▶ Extracted material
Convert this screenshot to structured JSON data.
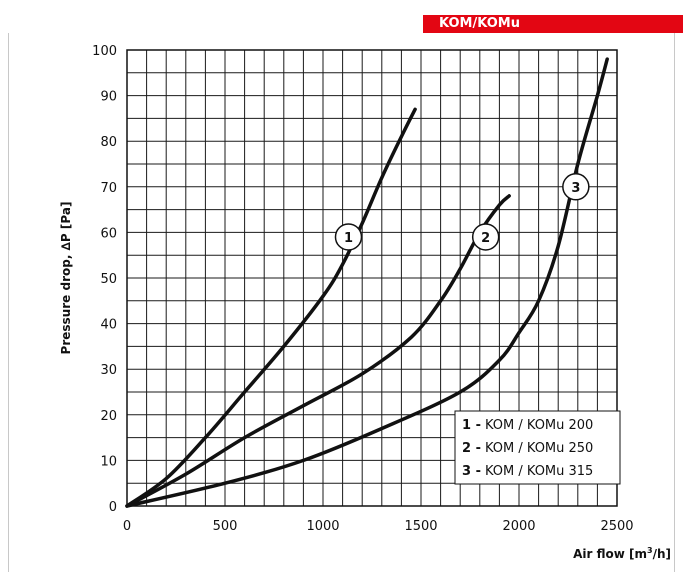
{
  "header": {
    "badge": "KOM/KOMu",
    "badge_color": "#e30613"
  },
  "chart_data": {
    "type": "line",
    "title": "",
    "xlabel": "Air flow [m",
    "xlabel_sup": "3",
    "xlabel_tail": "/h]",
    "ylabel": "Pressure drop, ∆P [Pa]",
    "xlim": [
      0,
      2500
    ],
    "ylim": [
      0,
      100
    ],
    "x_ticks": [
      0,
      500,
      1000,
      1500,
      2000,
      2500
    ],
    "y_ticks": [
      0,
      10,
      20,
      30,
      40,
      50,
      60,
      70,
      80,
      90,
      100
    ],
    "grid": true,
    "grid_x_step": 100,
    "grid_y_step": 5,
    "series": [
      {
        "name": "1",
        "color": "#111111",
        "points": [
          [
            0,
            0
          ],
          [
            200,
            6
          ],
          [
            400,
            15
          ],
          [
            600,
            25
          ],
          [
            800,
            35
          ],
          [
            1000,
            46
          ],
          [
            1100,
            53
          ],
          [
            1200,
            62
          ],
          [
            1300,
            72
          ],
          [
            1400,
            81
          ],
          [
            1470,
            87
          ]
        ]
      },
      {
        "name": "2",
        "color": "#111111",
        "points": [
          [
            0,
            0
          ],
          [
            300,
            7
          ],
          [
            600,
            15
          ],
          [
            900,
            22
          ],
          [
            1200,
            29
          ],
          [
            1450,
            37
          ],
          [
            1600,
            45
          ],
          [
            1700,
            52
          ],
          [
            1800,
            60
          ],
          [
            1900,
            66
          ],
          [
            1950,
            68
          ]
        ]
      },
      {
        "name": "3",
        "color": "#111111",
        "points": [
          [
            0,
            0
          ],
          [
            500,
            5
          ],
          [
            900,
            10
          ],
          [
            1300,
            17
          ],
          [
            1700,
            25
          ],
          [
            1900,
            32
          ],
          [
            2000,
            38
          ],
          [
            2100,
            45
          ],
          [
            2200,
            57
          ],
          [
            2300,
            75
          ],
          [
            2400,
            90
          ],
          [
            2450,
            98
          ]
        ]
      }
    ],
    "curve_labels": [
      {
        "text": "1",
        "x": 1130,
        "y": 59
      },
      {
        "text": "2",
        "x": 1830,
        "y": 59
      },
      {
        "text": "3",
        "x": 2290,
        "y": 70
      }
    ],
    "legend": {
      "position": "bottom-right",
      "entries": [
        {
          "key": "1 -",
          "label": "KOM / KOMu 200"
        },
        {
          "key": "2 -",
          "label": "KOM / KOMu 250"
        },
        {
          "key": "3 -",
          "label": "KOM / KOMu 315"
        }
      ]
    }
  }
}
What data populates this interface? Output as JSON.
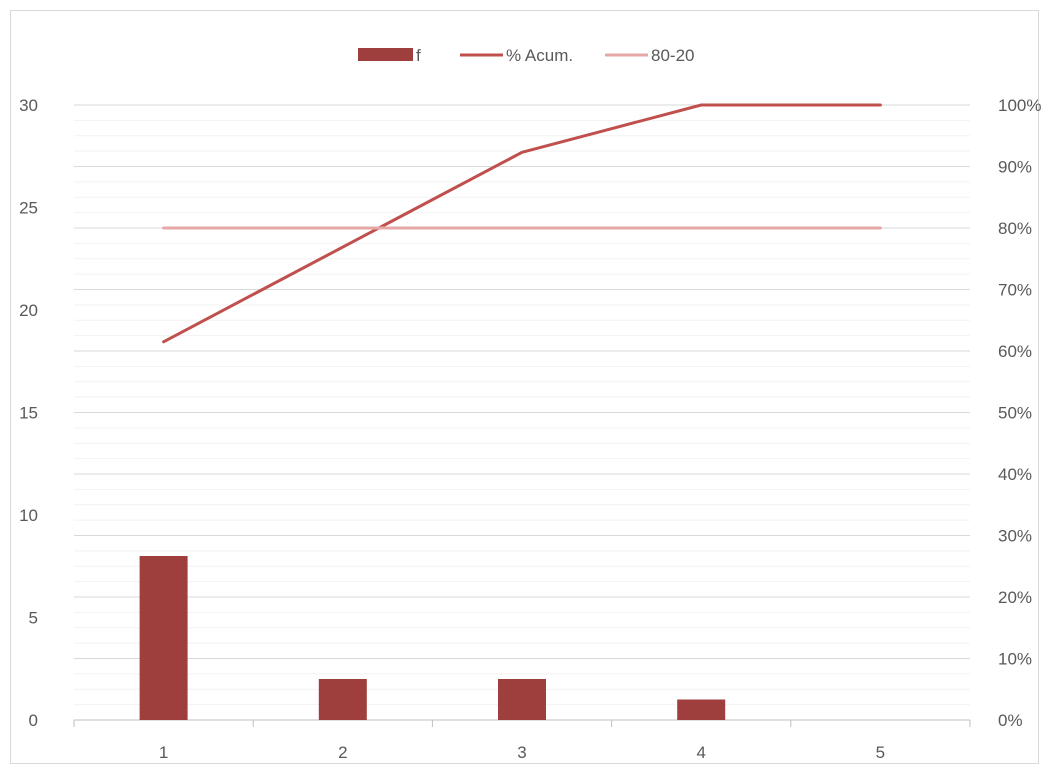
{
  "chart_data": {
    "type": "bar",
    "categories": [
      "1",
      "2",
      "3",
      "4",
      "5"
    ],
    "series": [
      {
        "name": "f",
        "type": "bar",
        "axis": "left",
        "values": [
          8,
          2,
          2,
          1,
          0
        ],
        "color": "#9E3F3D"
      },
      {
        "name": "% Acum.",
        "type": "line",
        "axis": "right",
        "values": [
          0.615,
          0.769,
          0.923,
          1.0,
          1.0
        ],
        "color": "#C0504D"
      },
      {
        "name": "80-20",
        "type": "line",
        "axis": "right",
        "values": [
          0.8,
          0.8,
          0.8,
          0.8,
          0.8
        ],
        "color": "#E6A8A6"
      }
    ],
    "y_left": {
      "min": 0,
      "max": 30,
      "ticks": [
        0,
        5,
        10,
        15,
        20,
        25,
        30
      ],
      "labels": [
        "0",
        "5",
        "10",
        "15",
        "20",
        "25",
        "30"
      ]
    },
    "y_right": {
      "min": 0,
      "max": 1,
      "ticks": [
        0,
        0.1,
        0.2,
        0.3,
        0.4,
        0.5,
        0.6,
        0.7,
        0.8,
        0.9,
        1.0
      ],
      "labels": [
        "0%",
        "10%",
        "20%",
        "30%",
        "40%",
        "50%",
        "60%",
        "70%",
        "80%",
        "90%",
        "100%"
      ]
    },
    "grid": true,
    "minor_grid": true,
    "legend_position": "top",
    "title": "",
    "xlabel": "",
    "ylabel": ""
  }
}
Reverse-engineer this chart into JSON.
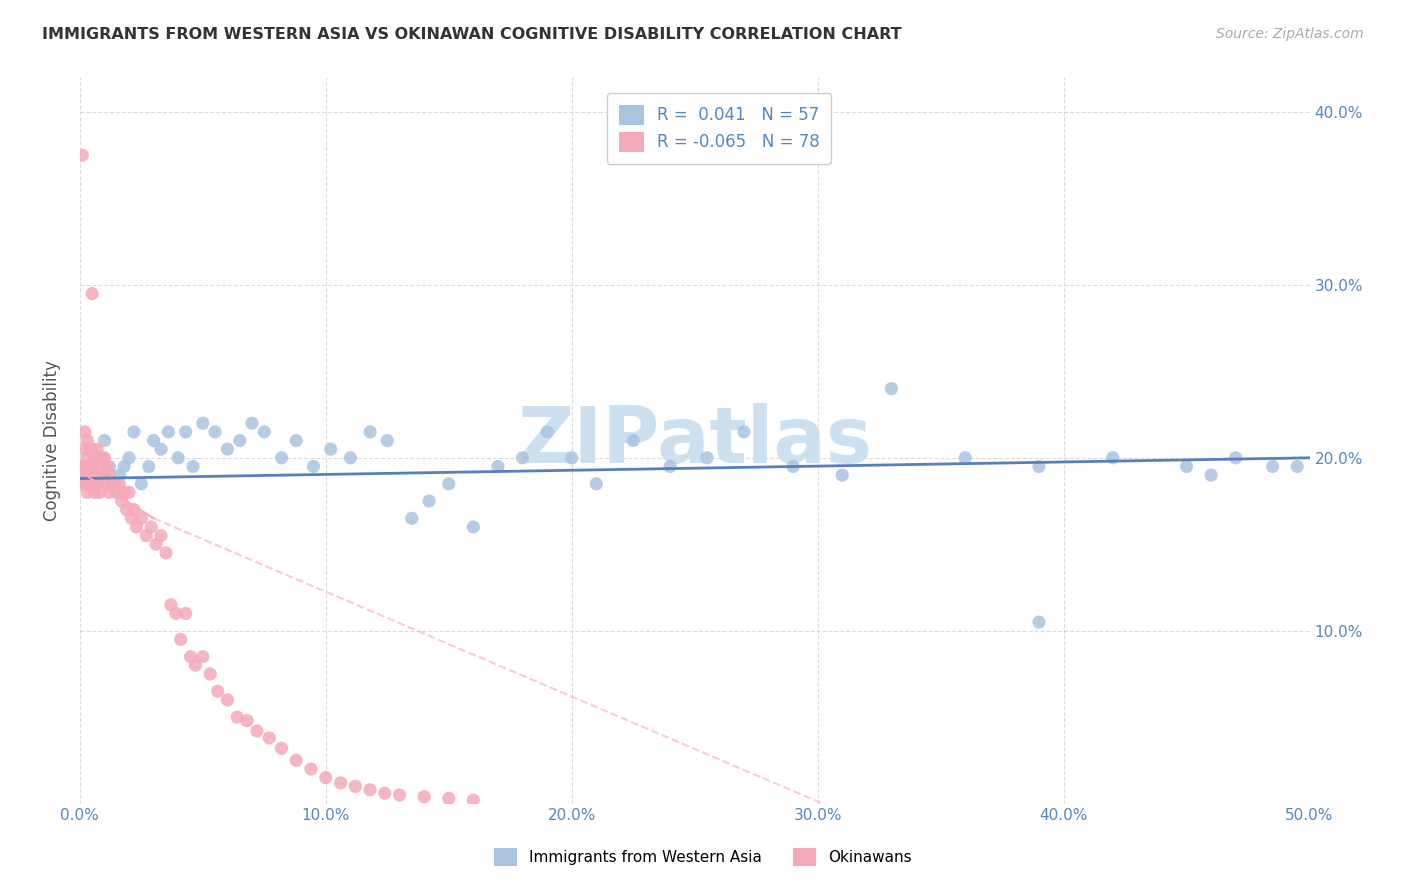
{
  "title": "IMMIGRANTS FROM WESTERN ASIA VS OKINAWAN COGNITIVE DISABILITY CORRELATION CHART",
  "source": "Source: ZipAtlas.com",
  "ylabel": "Cognitive Disability",
  "xlim": [
    0,
    0.5
  ],
  "ylim": [
    0,
    0.42
  ],
  "xtick_labels": [
    "0.0%",
    "10.0%",
    "20.0%",
    "30.0%",
    "40.0%",
    "50.0%"
  ],
  "xtick_vals": [
    0.0,
    0.1,
    0.2,
    0.3,
    0.4,
    0.5
  ],
  "ytick_labels_right": [
    "10.0%",
    "20.0%",
    "30.0%",
    "40.0%"
  ],
  "ytick_vals": [
    0.1,
    0.2,
    0.3,
    0.4
  ],
  "legend_label_blue": "Immigrants from Western Asia",
  "legend_label_pink": "Okinawans",
  "R_blue": 0.041,
  "N_blue": 57,
  "R_pink": -0.065,
  "N_pink": 78,
  "color_blue": "#a8c4e0",
  "color_pink": "#f4a8b8",
  "line_blue": "#5580bb",
  "line_pink": "#f4a8b8",
  "watermark": "ZIPatlas",
  "watermark_color": "#cce0f0",
  "blue_scatter_x": [
    0.002,
    0.004,
    0.005,
    0.006,
    0.008,
    0.01,
    0.012,
    0.014,
    0.016,
    0.018,
    0.02,
    0.022,
    0.025,
    0.028,
    0.03,
    0.033,
    0.036,
    0.04,
    0.043,
    0.046,
    0.05,
    0.055,
    0.06,
    0.065,
    0.07,
    0.075,
    0.082,
    0.088,
    0.095,
    0.102,
    0.11,
    0.118,
    0.125,
    0.135,
    0.142,
    0.15,
    0.16,
    0.17,
    0.18,
    0.19,
    0.2,
    0.21,
    0.225,
    0.24,
    0.255,
    0.27,
    0.29,
    0.31,
    0.33,
    0.36,
    0.39,
    0.42,
    0.45,
    0.46,
    0.47,
    0.485,
    0.495
  ],
  "blue_scatter_y": [
    0.19,
    0.185,
    0.195,
    0.185,
    0.2,
    0.21,
    0.195,
    0.185,
    0.19,
    0.195,
    0.2,
    0.215,
    0.185,
    0.195,
    0.21,
    0.205,
    0.215,
    0.2,
    0.215,
    0.195,
    0.22,
    0.215,
    0.205,
    0.21,
    0.22,
    0.215,
    0.2,
    0.21,
    0.195,
    0.205,
    0.2,
    0.215,
    0.21,
    0.165,
    0.175,
    0.185,
    0.16,
    0.195,
    0.2,
    0.215,
    0.2,
    0.185,
    0.21,
    0.195,
    0.2,
    0.215,
    0.195,
    0.19,
    0.24,
    0.2,
    0.195,
    0.2,
    0.195,
    0.19,
    0.2,
    0.195,
    0.195
  ],
  "blue_outlier_x": [
    0.39
  ],
  "blue_outlier_y": [
    0.105
  ],
  "pink_scatter_x": [
    0.001,
    0.001,
    0.001,
    0.002,
    0.002,
    0.002,
    0.002,
    0.003,
    0.003,
    0.003,
    0.003,
    0.004,
    0.004,
    0.004,
    0.005,
    0.005,
    0.005,
    0.005,
    0.006,
    0.006,
    0.006,
    0.007,
    0.007,
    0.007,
    0.008,
    0.008,
    0.008,
    0.009,
    0.009,
    0.01,
    0.01,
    0.011,
    0.011,
    0.012,
    0.012,
    0.013,
    0.014,
    0.015,
    0.016,
    0.017,
    0.018,
    0.019,
    0.02,
    0.021,
    0.022,
    0.023,
    0.025,
    0.027,
    0.029,
    0.031,
    0.033,
    0.035,
    0.037,
    0.039,
    0.041,
    0.043,
    0.045,
    0.047,
    0.05,
    0.053,
    0.056,
    0.06,
    0.064,
    0.068,
    0.072,
    0.077,
    0.082,
    0.088,
    0.094,
    0.1,
    0.106,
    0.112,
    0.118,
    0.124,
    0.13,
    0.14,
    0.15,
    0.16
  ],
  "pink_scatter_y": [
    0.375,
    0.195,
    0.185,
    0.215,
    0.205,
    0.195,
    0.185,
    0.21,
    0.2,
    0.19,
    0.18,
    0.205,
    0.195,
    0.185,
    0.295,
    0.205,
    0.195,
    0.185,
    0.2,
    0.19,
    0.18,
    0.205,
    0.195,
    0.185,
    0.2,
    0.19,
    0.18,
    0.2,
    0.19,
    0.2,
    0.19,
    0.195,
    0.185,
    0.19,
    0.18,
    0.185,
    0.185,
    0.18,
    0.185,
    0.175,
    0.18,
    0.17,
    0.18,
    0.165,
    0.17,
    0.16,
    0.165,
    0.155,
    0.16,
    0.15,
    0.155,
    0.145,
    0.115,
    0.11,
    0.095,
    0.11,
    0.085,
    0.08,
    0.085,
    0.075,
    0.065,
    0.06,
    0.05,
    0.048,
    0.042,
    0.038,
    0.032,
    0.025,
    0.02,
    0.015,
    0.012,
    0.01,
    0.008,
    0.006,
    0.005,
    0.004,
    0.003,
    0.002
  ]
}
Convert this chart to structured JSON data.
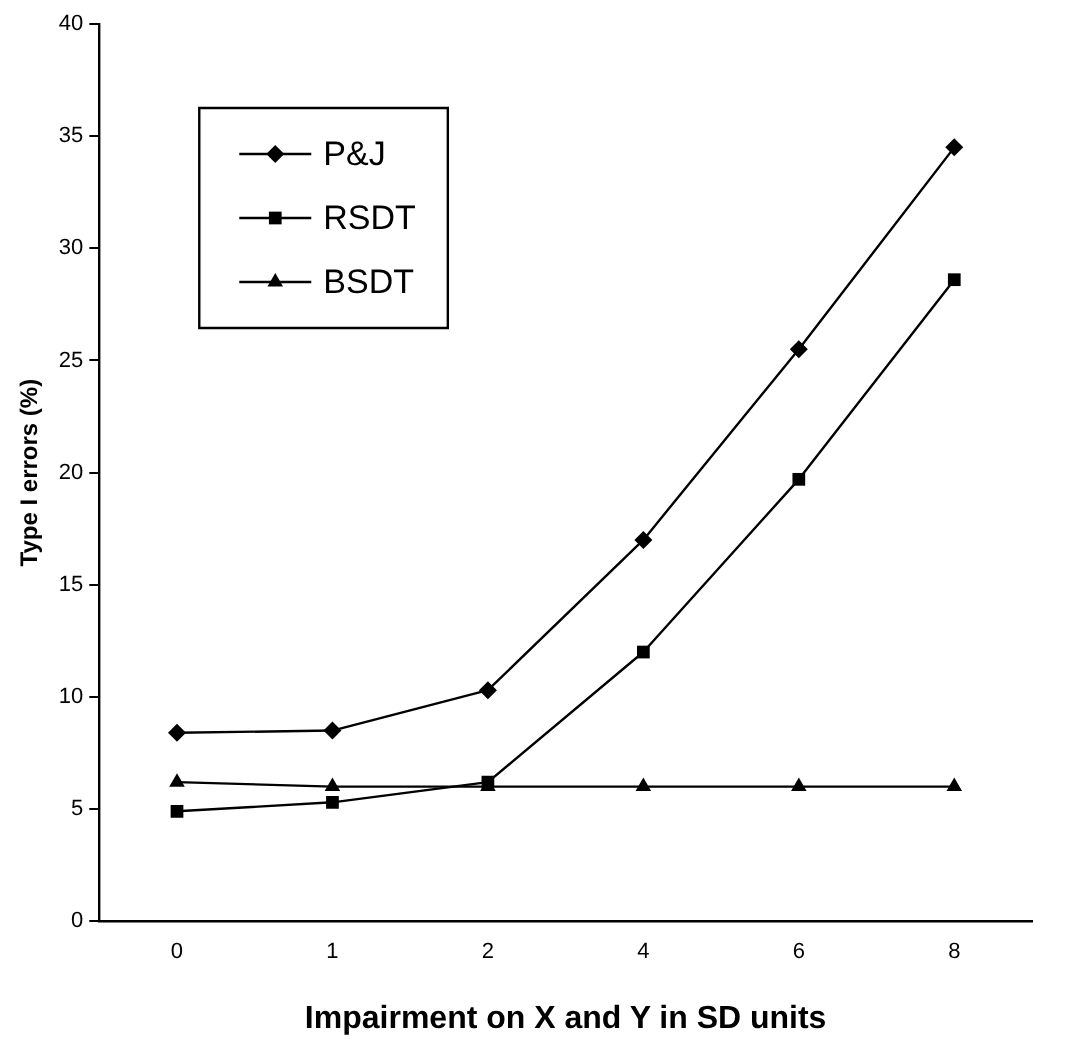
{
  "chart_data": {
    "type": "line",
    "xlabel": "Impairment on X and Y in SD units",
    "ylabel": "Type I errors (%)",
    "categories": [
      "0",
      "1",
      "2",
      "4",
      "6",
      "8"
    ],
    "series": [
      {
        "name": "P&J",
        "color": "#000000",
        "marker": "diamond",
        "values": [
          8.4,
          8.5,
          10.3,
          17.0,
          25.5,
          34.5
        ]
      },
      {
        "name": "RSDT",
        "color": "#000000",
        "marker": "square",
        "values": [
          4.9,
          5.3,
          6.2,
          12.0,
          19.7,
          28.6
        ]
      },
      {
        "name": "BSDT",
        "color": "#000000",
        "marker": "triangle",
        "values": [
          6.2,
          6.0,
          6.0,
          6.0,
          6.0,
          6.0
        ]
      }
    ],
    "ylim": [
      0,
      40
    ],
    "yticks": [
      0,
      5,
      10,
      15,
      20,
      25,
      30,
      35,
      40
    ],
    "grid": false,
    "legend": "top left",
    "line_style": "solid"
  }
}
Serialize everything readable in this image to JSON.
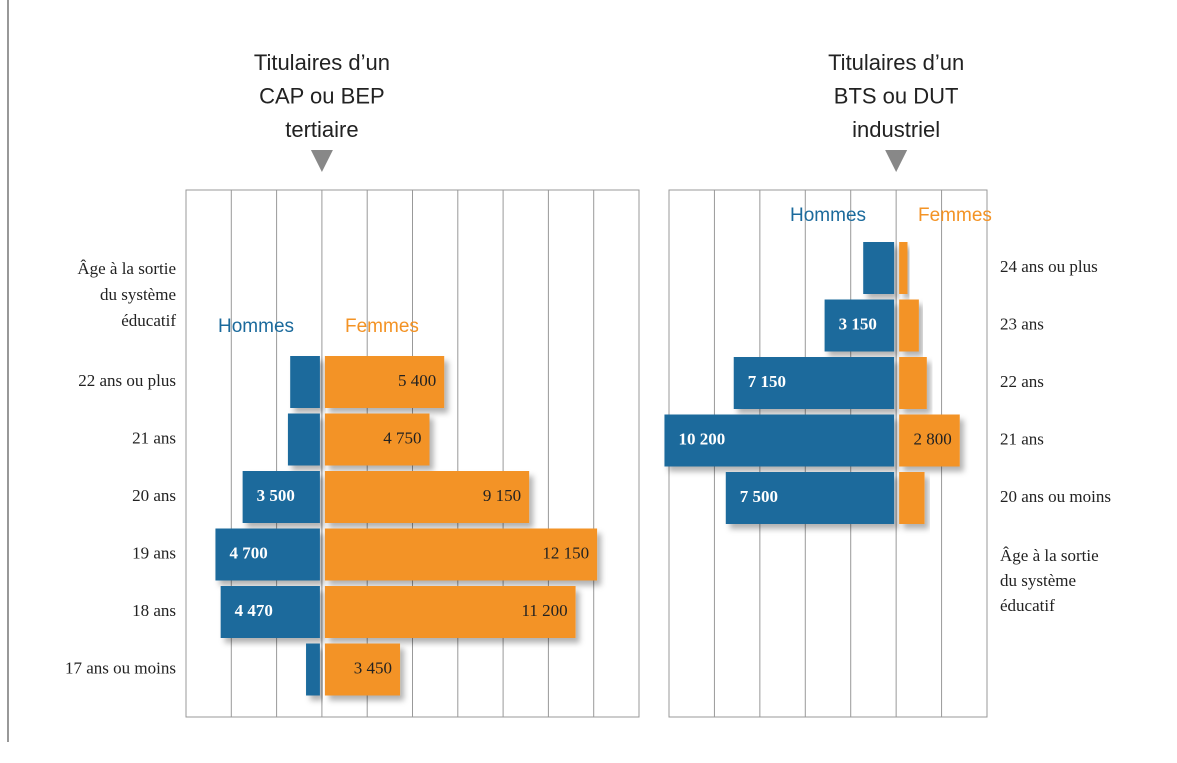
{
  "chart_data": [
    {
      "type": "pyramid",
      "title": [
        "Titulaires d’un",
        "CAP ou BEP",
        "tertiaire"
      ],
      "axis_label": [
        "Âge à la sortie",
        "du système",
        "éducatif"
      ],
      "categories": [
        "22 ans ou plus",
        "21 ans",
        "20 ans",
        "19 ans",
        "18 ans",
        "17 ans ou moins"
      ],
      "series": [
        {
          "name": "Hommes",
          "color": "#1b6a9c",
          "values": [
            1400,
            1500,
            3500,
            4700,
            4470,
            700
          ],
          "value_labels": [
            null,
            null,
            "3 500",
            "4 700",
            "4 470",
            null
          ]
        },
        {
          "name": "Femmes",
          "color": "#f39325",
          "values": [
            5400,
            4750,
            9150,
            12150,
            11200,
            3450
          ],
          "value_labels": [
            "5 400",
            "4 750",
            "9 150",
            "12 150",
            "11 200",
            "3 450"
          ]
        }
      ],
      "xlim": [
        -6000,
        14000
      ],
      "xticks": [
        -6000,
        -4000,
        -2000,
        0,
        2000,
        4000,
        6000,
        8000,
        10000,
        12000,
        14000
      ],
      "grid": true
    },
    {
      "type": "pyramid",
      "title": [
        "Titulaires d’un",
        "BTS ou DUT",
        "industriel"
      ],
      "axis_label": [
        "Âge à la sortie",
        "du système",
        "éducatif"
      ],
      "categories": [
        "24 ans ou plus",
        "23 ans",
        "22 ans",
        "21 ans",
        "20 ans ou moins"
      ],
      "series": [
        {
          "name": "Hommes",
          "color": "#1b6a9c",
          "values": [
            1450,
            3150,
            7150,
            10200,
            7500
          ],
          "value_labels": [
            null,
            "3 150",
            "7 150",
            "10 200",
            "7 500"
          ]
        },
        {
          "name": "Femmes",
          "color": "#f39325",
          "values": [
            500,
            1000,
            1350,
            2800,
            1250
          ],
          "value_labels": [
            null,
            null,
            null,
            "2 800",
            null
          ]
        }
      ],
      "xlim": [
        -10000,
        4000
      ],
      "xticks": [
        -10000,
        -8000,
        -6000,
        -4000,
        -2000,
        0,
        2000,
        4000
      ],
      "grid": true
    }
  ]
}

▶ Aim
Locate the word "this" in the records above, and return each line that has it.

▶ Answer in full
Convert this screenshot to structured JSON data.
What data populates this interface? Output as JSON.
Reverse-engineer this chart into JSON.
Convert this chart to structured JSON data.
Serialize everything readable in this image to JSON.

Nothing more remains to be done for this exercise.